WHAT YOU HAVE TO DO: Transcribe word for word each line from the one containing "What does this" to the final line of the data, both included. Skip the pictures.

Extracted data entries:
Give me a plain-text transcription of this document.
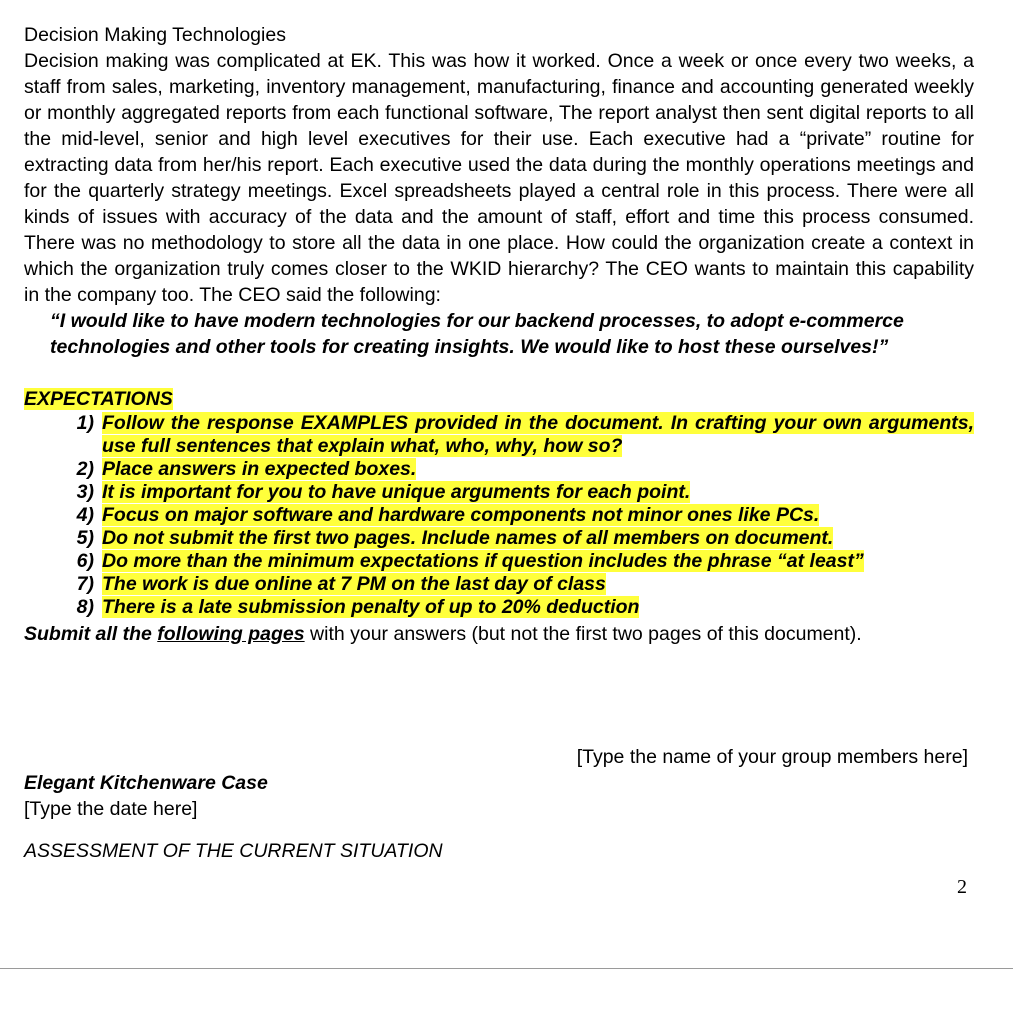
Decision Making Technologies

Decision making was complicated at EK. This was how it worked. Once a week or once every two weeks, a staff from sales, marketing, inventory management, manufacturing, finance and accounting generated weekly or monthly aggregated reports from each functional software, The report analyst then sent digital reports to all the mid-level, senior and high level executives for their use. Each executive had a “private” routine for extracting data from her/his report. Each executive used the data during the monthly operations meetings and for the quarterly strategy meetings. Excel spreadsheets played a central role in this process. There were all kinds of issues with accuracy of the data and the amount of staff, effort and time this process consumed. There was no methodology to store all the data in one place. How could the organization create a context in which the organization truly comes closer to the WKID hierarchy? The CEO wants to maintain this capability in the company too. The CEO said the following:

“I would like to have modern technologies for our backend processes, to adopt e-commerce technologies and other tools for creating insights. We would like to host these ourselves!”

EXPECTATIONS
1) Follow the response EXAMPLES provided in the document. In crafting your own arguments, use full sentences that explain what, who, why, how so?
2) Place answers in expected boxes.
3) It is important for you to have unique arguments for each point.
4) Focus on major software and hardware components not minor ones like PCs.
5) Do not submit the first two pages. Include names of all members on document.
6) Do more than the minimum expectations if question includes the phrase “at least”
7) The work is due online at 7 PM on the last day of class
8) There is a late submission penalty of up to 20% deduction

Submit all the following pages with your answers (but not the first two pages of this document).

[Type the name of your group members here]
Elegant Kitchenware Case
[Type the date here]
ASSESSMENT OF THE CURRENT SITUATION
2
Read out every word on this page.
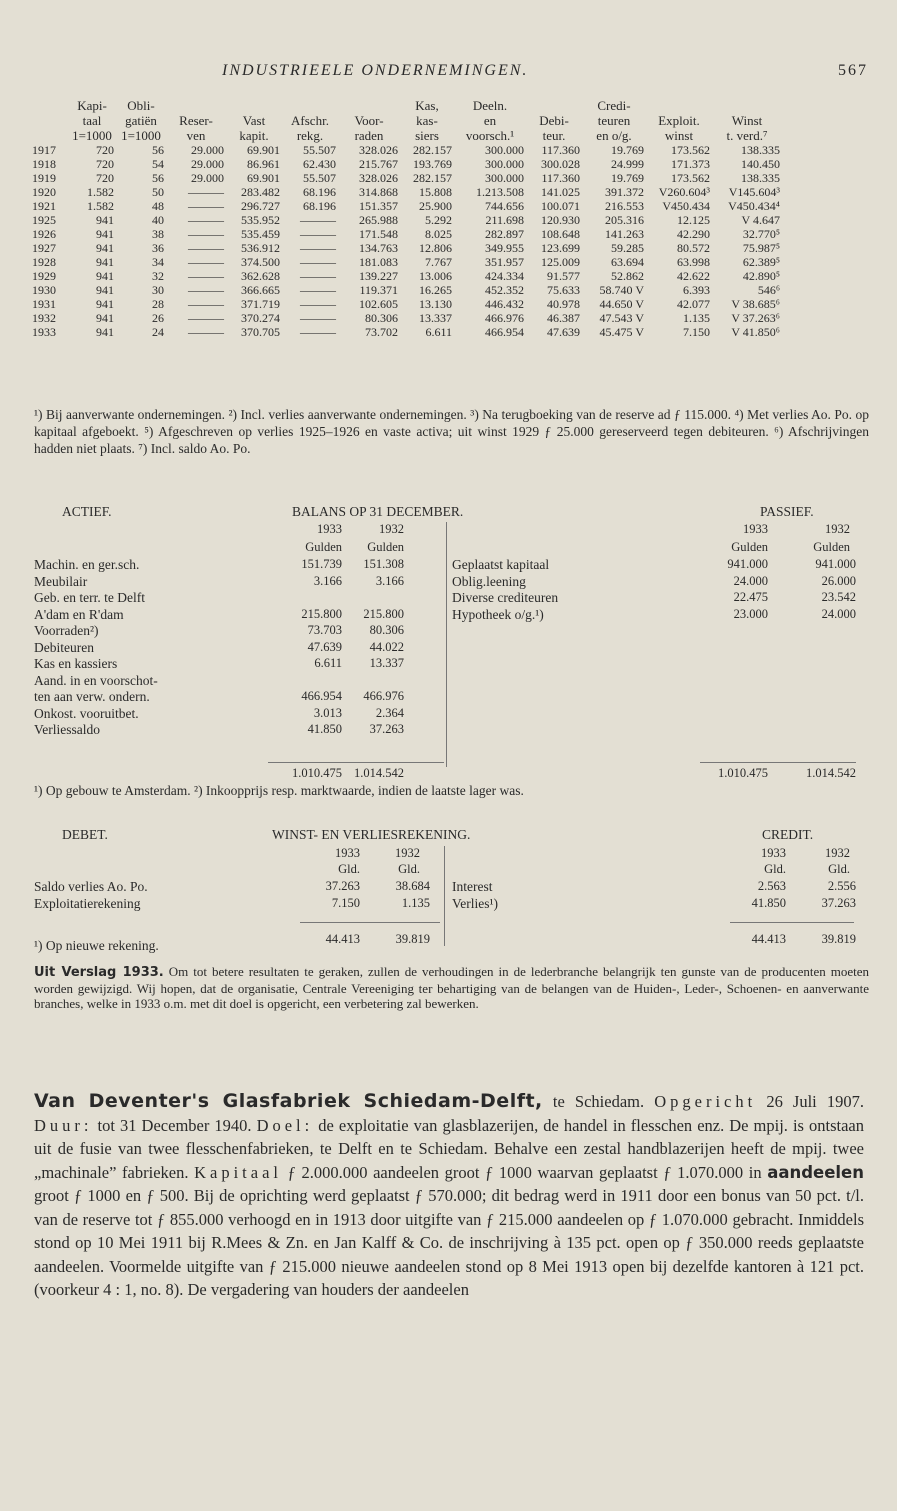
INDUSTRIEELE ONDERNEMINGEN.	567
	Kapi-	Obli-					Kas,	Deeln.		Credi-		
	taal	gatiën	Reser-	Vast	Afschr.	Voor-	kas-	en	Debi-	teuren	Exploit.	Winst
	1=1000	1=1000	ven	kapit.	rekg.	raden	siers	voorsch.¹	teur.	en o/g.	winst	t. verd.⁷
1917	720	56	29.000	69.901	55.507	328.026	282.157	300.000	117.360	19.769	173.562	138.335
1918	720	54	29.000	86.961	62.430	215.767	193.769	300.000	300.028	24.999	171.373	140.450
1919	720	56	29.000	69.901	55.507	328.026	282.157	300.000	117.360	19.769	173.562	138.335
1920	1.582	50	———	283.482	68.196	314.868	15.808	1.213.508	141.025	391.372	V260.604³	V145.604³
1921	1.582	48	———	296.727	68.196	151.357	25.900	744.656	100.071	216.553	V450.434	V450.434⁴
1925	941	40	———	535.952	———	265.988	5.292	211.698	120.930	205.316	12.125	V 4.647
1926	941	38	———	535.459	———	171.548	8.025	282.897	108.648	141.263	42.290	32.770⁵
1927	941	36	———	536.912	———	134.763	12.806	349.955	123.699	59.285	80.572	75.987⁵
1928	941	34	———	374.500	———	181.083	7.767	351.957	125.009	63.694	63.998	62.389⁵
1929	941	32	———	362.628	———	139.227	13.006	424.334	91.577	52.862	42.622	42.890⁵
1930	941	30	———	366.665	———	119.371	16.265	452.352	75.633	58.740 V	6.393	546⁶
1931	941	28	———	371.719	———	102.605	13.130	446.432	40.978	44.650 V	42.077	V 38.685⁶
1932	941	26	———	370.274	———	80.306	13.337	466.976	46.387	47.543 V	1.135	V 37.263⁶
1933	941	24	———	370.705	———	73.702	6.611	466.954	47.639	45.475 V	7.150	V 41.850⁶
¹) Bij aanverwante ondernemingen. ²) Incl. verlies aanverwante ondernemingen. ³) Na terugboeking van de reserve ad ƒ 115.000. ⁴) Met verlies Ao. Po. op kapitaal afgeboekt. ⁵) Afgeschreven op verlies 1925–1926 en vaste activa; uit winst 1929 ƒ 25.000 gereserveerd tegen debiteuren. ⁶) Afschrijvingen hadden niet plaats. ⁷) Incl. saldo Ao. Po.
ACTIEF.	BALANS OP 31 DECEMBER.	PASSIEF.
1933	1932
Gulden	Gulden
1933	1932
Gulden	Gulden
Machin. en ger.sch.	151.739	151.308
Meubilair	3.166	3.166
Geb. en terr. te Delft
A'dam en R'dam	215.800	215.800
Voorraden²)	73.703	80.306
Debiteuren	47.639	44.022
Kas en kassiers	6.611	13.337
Aand. in en voorschot-
ten aan verw. ondern.	466.954	466.976
Onkost. vooruitbet.	3.013	2.364
Verliessaldo	41.850	37.263
Geplaatst kapitaal	941.000	941.000
Oblig.leening	24.000	26.000
Diverse crediteuren	22.475	23.542
Hypotheek o/g.¹)	23.000	24.000
1.010.475 1.014.542	1.010.475	1.014.542
¹) Op gebouw te Amsterdam. ²) Inkoopprijs resp. marktwaarde, indien de laatste lager was.
DEBET.	WINST- EN VERLIESREKENING.	CREDIT.
1933	1932
Gld.	Gld.
1933	1932
Gld.	Gld.
Saldo verlies Ao. Po.	37.263	38.684
Exploitatierekening	7.150	1.135
Interest	2.563	2.556
Verlies¹)	41.850	37.263
44.413	39.819	44.413	39.819
¹) Op nieuwe rekening.
Uit Verslag 1933. Om tot betere resultaten te geraken, zullen de verhoudingen in de lederbranche belangrijk ten gunste van de producenten moeten worden gewijzigd. Wij hopen, dat de organisatie, Centrale Vereeniging ter behartiging van de belangen van de Huiden-, Leder-, Schoenen- en aanverwante branches, welke in 1933 o.m. met dit doel is opgericht, een verbetering zal bewerken.
Van Deventer's Glasfabriek Schiedam-Delft, te Schiedam. Opgericht 26 Juli 1907. Duur: tot 31 December 1940. Doel: de exploitatie van glasblazerijen, de handel in flesschen enz. De mpij. is ontstaan uit de fusie van twee flesschenfabrieken, te Delft en te Schiedam. Behalve een zestal handblazerijen heeft de mpij. twee „machinale” fabrieken. Kapitaal ƒ 2.000.000 aandeelen groot ƒ 1000 waarvan geplaatst ƒ 1.070.000 in aandeelen groot ƒ 1000 en ƒ 500. Bij de oprichting werd geplaatst ƒ 570.000; dit bedrag werd in 1911 door een bonus van 50 pct. t/l. van de reserve tot ƒ 855.000 verhoogd en in 1913 door uitgifte van ƒ 215.000 aandeelen op ƒ 1.070.000 gebracht. Inmiddels stond op 10 Mei 1911 bij R.Mees & Zn. en Jan Kalff & Co. de inschrijving à 135 pct. open op ƒ 350.000 reeds geplaatste aandeelen. Voormelde uitgifte van ƒ 215.000 nieuwe aandeelen stond op 8 Mei 1913 open bij dezelfde kantoren à 121 pct. (voorkeur 4 : 1, no. 8). De vergadering van houders der aandeelen
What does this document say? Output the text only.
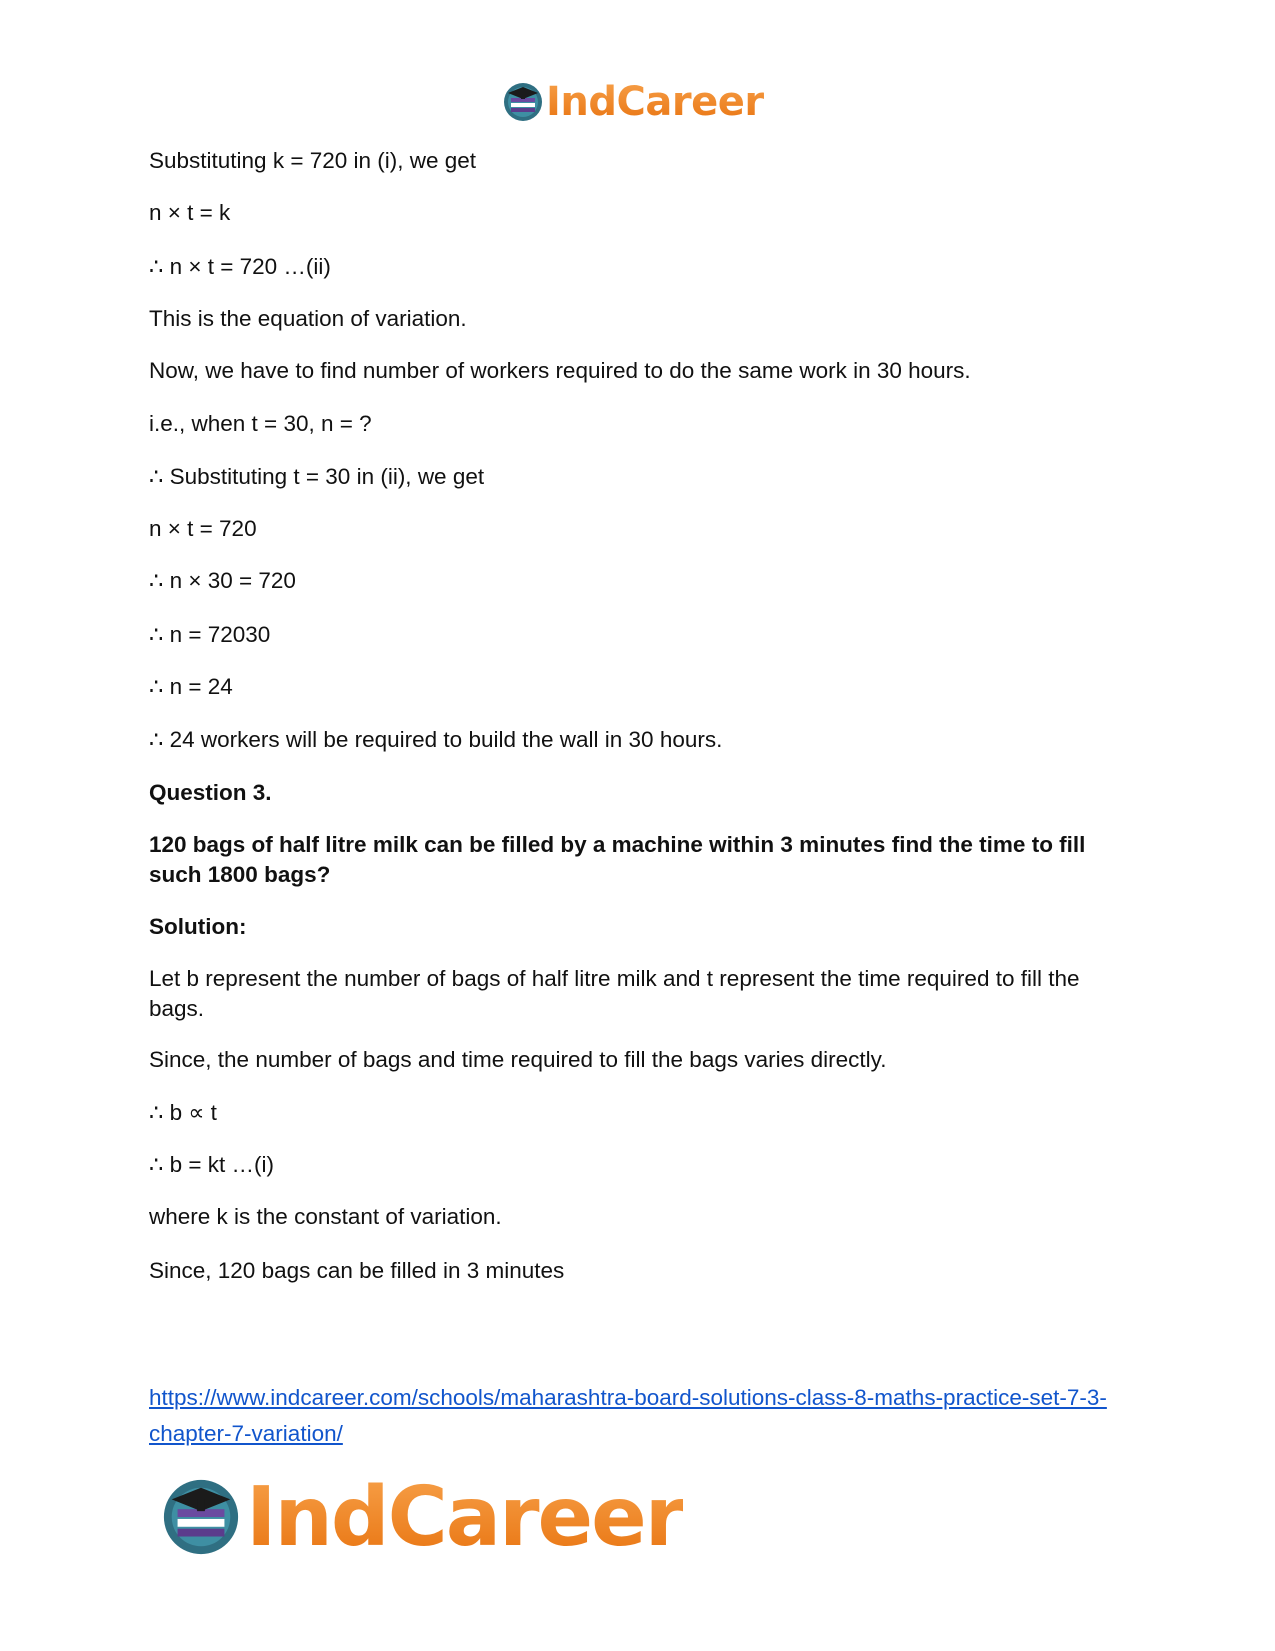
IndCareer

Substituting k = 720 in (i), we get

n × t = k

∴ n × t = 720 …(ii)

This is the equation of variation.

Now, we have to find number of workers required to do the same work in 30 hours.

i.e., when t = 30, n = ?

∴ Substituting t = 30 in (ii), we get

n × t = 720

∴ n × 30 = 720

∴ n = 72030

∴ n = 24

∴ 24 workers will be required to build the wall in 30 hours.

Question 3.

120 bags of half litre milk can be filled by a machine within 3 minutes find the time to fill such 1800 bags?

Solution:

Let b represent the number of bags of half litre milk and t represent the time required to fill the bags.

Since, the number of bags and time required to fill the bags varies directly.

∴ b ∝ t

∴ b = kt …(i)

where k is the constant of variation.

Since, 120 bags can be filled in 3 minutes

https://www.indcareer.com/schools/maharashtra-board-solutions-class-8-maths-practice-set-7-3-chapter-7-variation/
IndCareer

RESPONSE TO THE EXERCISE:
What does this document say? Output the text only.
IndCareer

Substituting k = 720 in (i), we get

n × t = k

∴ n × t = 720 …(ii)

This is the equation of variation.

Now, we have to find number of workers required to do the same work in 30 hours.

i.e., when t = 30, n = ?

∴ Substituting t = 30 in (ii), we get

n × t = 720

∴ n × 30 = 720

∴ n = 72030

∴ n = 24

∴ 24 workers will be required to build the wall in 30 hours.

Question 3.

120 bags of half litre milk can be filled by a machine within 3 minutes find the time to fill such 1800 bags?

Solution:

Let b represent the number of bags of half litre milk and t represent the time required to fill the bags.

Since, the number of bags and time required to fill the bags varies directly.

∴ b ∝ t

∴ b = kt …(i)

where k is the constant of variation.

Since, 120 bags can be filled in 3 minutes

https://www.indcareer.com/schools/maharashtra-board-solutions-class-8-maths-practice-set-7-3-chapter-7-variation/
IndCareer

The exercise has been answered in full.